_Task requirements_
List every line in the records below that contains the string "type", copying each line whole. Case counts.

— start of Data entries —

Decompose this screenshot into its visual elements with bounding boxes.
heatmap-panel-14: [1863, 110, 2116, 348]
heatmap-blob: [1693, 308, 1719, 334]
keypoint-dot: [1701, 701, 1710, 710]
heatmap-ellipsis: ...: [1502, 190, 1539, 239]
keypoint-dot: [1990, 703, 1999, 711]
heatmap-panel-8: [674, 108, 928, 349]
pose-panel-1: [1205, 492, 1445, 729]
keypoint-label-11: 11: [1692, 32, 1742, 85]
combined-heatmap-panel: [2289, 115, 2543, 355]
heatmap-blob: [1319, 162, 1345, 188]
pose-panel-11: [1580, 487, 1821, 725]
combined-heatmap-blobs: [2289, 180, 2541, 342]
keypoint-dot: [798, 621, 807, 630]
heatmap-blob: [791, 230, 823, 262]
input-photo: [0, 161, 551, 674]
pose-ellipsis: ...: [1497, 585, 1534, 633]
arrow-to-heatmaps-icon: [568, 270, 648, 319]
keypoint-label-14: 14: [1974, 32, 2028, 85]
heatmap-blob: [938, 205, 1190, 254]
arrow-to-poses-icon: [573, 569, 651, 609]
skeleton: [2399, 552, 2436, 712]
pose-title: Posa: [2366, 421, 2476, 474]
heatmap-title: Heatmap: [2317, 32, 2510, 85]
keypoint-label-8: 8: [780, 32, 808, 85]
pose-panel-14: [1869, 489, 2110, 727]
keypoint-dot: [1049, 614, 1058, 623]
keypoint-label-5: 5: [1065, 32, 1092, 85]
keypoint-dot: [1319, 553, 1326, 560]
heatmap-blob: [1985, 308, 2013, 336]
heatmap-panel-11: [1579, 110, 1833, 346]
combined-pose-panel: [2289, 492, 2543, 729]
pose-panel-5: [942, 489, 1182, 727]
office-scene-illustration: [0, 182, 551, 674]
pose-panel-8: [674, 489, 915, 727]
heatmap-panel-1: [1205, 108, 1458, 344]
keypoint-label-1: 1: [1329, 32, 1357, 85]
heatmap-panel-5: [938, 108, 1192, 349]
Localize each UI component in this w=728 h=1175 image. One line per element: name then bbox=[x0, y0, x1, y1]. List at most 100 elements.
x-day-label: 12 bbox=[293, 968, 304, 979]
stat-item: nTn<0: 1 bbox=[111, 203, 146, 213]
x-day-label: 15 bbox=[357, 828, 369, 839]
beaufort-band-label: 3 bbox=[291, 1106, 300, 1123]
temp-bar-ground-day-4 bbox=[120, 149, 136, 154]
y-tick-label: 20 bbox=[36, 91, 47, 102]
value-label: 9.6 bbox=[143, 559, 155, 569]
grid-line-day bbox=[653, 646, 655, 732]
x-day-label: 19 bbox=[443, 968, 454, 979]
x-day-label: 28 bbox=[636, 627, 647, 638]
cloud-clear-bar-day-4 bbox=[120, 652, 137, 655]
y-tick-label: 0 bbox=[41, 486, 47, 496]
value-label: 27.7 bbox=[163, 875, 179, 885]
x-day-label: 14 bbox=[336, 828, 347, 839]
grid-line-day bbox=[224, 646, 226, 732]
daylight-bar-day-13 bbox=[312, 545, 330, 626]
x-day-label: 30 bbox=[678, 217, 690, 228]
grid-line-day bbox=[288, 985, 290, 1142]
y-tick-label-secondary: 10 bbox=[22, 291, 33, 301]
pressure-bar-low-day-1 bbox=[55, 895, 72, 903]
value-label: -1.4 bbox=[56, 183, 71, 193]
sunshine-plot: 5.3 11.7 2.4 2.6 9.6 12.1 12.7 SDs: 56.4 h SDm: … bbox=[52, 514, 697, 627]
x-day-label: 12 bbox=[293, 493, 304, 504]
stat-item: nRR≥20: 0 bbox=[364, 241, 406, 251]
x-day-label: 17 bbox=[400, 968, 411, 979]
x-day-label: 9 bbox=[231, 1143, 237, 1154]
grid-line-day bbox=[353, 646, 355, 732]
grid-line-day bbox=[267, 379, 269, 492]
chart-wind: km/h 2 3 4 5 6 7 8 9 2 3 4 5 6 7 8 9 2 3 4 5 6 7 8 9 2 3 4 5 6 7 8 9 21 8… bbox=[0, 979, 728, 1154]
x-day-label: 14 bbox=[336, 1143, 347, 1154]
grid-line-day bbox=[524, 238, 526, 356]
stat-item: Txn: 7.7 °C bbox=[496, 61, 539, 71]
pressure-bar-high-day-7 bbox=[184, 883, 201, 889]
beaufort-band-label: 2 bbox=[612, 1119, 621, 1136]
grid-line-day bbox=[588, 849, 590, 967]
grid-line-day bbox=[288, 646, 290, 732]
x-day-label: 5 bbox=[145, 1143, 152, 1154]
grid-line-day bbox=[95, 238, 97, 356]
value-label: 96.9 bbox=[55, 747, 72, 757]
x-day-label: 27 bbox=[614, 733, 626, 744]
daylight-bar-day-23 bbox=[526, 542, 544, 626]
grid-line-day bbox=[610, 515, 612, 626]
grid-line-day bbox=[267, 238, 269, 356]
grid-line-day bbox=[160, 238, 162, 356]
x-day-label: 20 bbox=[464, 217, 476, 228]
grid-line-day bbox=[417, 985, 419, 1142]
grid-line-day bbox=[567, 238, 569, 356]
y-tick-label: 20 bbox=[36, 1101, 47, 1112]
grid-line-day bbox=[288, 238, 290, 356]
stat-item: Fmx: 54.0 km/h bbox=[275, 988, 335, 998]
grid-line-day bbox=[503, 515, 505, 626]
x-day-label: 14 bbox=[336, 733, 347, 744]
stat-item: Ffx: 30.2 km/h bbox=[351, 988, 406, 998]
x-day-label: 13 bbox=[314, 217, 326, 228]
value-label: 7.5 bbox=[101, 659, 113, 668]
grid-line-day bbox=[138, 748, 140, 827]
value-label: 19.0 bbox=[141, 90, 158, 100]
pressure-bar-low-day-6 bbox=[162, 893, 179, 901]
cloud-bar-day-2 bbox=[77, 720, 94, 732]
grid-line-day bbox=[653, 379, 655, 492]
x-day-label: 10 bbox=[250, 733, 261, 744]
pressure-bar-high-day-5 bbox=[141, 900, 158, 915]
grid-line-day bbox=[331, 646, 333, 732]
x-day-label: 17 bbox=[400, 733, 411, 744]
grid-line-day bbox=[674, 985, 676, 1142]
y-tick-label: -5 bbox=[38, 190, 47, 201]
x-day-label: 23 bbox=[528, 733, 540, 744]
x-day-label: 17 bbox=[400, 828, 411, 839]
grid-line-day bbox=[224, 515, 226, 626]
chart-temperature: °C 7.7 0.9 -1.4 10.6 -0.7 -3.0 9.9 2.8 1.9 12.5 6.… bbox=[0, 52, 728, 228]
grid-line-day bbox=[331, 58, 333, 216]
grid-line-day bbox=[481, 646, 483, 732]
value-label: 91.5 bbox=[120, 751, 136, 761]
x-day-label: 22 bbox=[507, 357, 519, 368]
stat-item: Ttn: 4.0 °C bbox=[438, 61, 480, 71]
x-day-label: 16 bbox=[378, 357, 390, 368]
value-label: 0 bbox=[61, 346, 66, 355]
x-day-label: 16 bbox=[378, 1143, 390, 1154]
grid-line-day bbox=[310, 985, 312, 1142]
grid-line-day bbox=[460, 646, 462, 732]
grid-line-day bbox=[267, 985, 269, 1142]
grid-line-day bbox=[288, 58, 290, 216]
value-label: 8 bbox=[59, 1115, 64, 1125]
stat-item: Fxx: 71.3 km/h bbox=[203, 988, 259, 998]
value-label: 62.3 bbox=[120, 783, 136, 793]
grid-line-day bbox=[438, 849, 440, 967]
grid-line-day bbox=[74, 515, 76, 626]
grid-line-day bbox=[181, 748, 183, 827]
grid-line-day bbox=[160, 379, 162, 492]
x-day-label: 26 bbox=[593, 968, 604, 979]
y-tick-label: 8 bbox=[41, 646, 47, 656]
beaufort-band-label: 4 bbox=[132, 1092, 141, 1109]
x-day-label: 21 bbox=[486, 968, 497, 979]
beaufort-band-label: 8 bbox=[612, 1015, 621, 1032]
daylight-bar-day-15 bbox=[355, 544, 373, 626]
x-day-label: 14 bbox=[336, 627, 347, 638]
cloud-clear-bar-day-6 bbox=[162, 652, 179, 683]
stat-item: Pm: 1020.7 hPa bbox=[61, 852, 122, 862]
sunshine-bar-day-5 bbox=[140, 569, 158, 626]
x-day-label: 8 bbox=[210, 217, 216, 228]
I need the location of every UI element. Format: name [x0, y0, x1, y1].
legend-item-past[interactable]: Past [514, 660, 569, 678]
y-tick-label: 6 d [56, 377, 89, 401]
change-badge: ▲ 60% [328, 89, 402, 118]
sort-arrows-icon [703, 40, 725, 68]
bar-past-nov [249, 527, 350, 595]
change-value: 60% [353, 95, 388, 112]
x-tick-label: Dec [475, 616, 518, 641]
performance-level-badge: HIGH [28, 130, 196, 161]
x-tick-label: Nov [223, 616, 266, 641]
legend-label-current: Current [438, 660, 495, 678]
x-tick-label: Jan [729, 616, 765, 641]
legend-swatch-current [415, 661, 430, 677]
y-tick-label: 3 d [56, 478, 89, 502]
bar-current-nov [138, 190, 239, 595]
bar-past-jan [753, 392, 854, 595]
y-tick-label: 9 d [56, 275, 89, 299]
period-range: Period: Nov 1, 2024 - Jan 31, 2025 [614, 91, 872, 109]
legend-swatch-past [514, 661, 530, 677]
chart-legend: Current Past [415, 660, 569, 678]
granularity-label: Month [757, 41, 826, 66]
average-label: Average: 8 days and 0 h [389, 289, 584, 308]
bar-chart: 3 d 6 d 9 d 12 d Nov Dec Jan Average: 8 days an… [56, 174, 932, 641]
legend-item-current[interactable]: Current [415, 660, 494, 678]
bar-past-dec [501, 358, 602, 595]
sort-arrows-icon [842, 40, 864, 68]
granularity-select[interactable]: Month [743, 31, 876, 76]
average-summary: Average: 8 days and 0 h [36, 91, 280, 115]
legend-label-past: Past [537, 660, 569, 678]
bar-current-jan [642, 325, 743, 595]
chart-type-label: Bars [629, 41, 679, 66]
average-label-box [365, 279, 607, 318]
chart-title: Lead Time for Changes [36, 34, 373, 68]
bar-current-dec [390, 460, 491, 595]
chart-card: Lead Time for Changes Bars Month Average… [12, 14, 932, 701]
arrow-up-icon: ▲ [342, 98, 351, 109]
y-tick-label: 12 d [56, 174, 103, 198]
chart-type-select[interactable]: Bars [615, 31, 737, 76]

— end of Data entries —

_Written response_
chart-type-label: Bars [629, 41, 679, 66]
chart-type-select[interactable]: Bars [615, 31, 737, 76]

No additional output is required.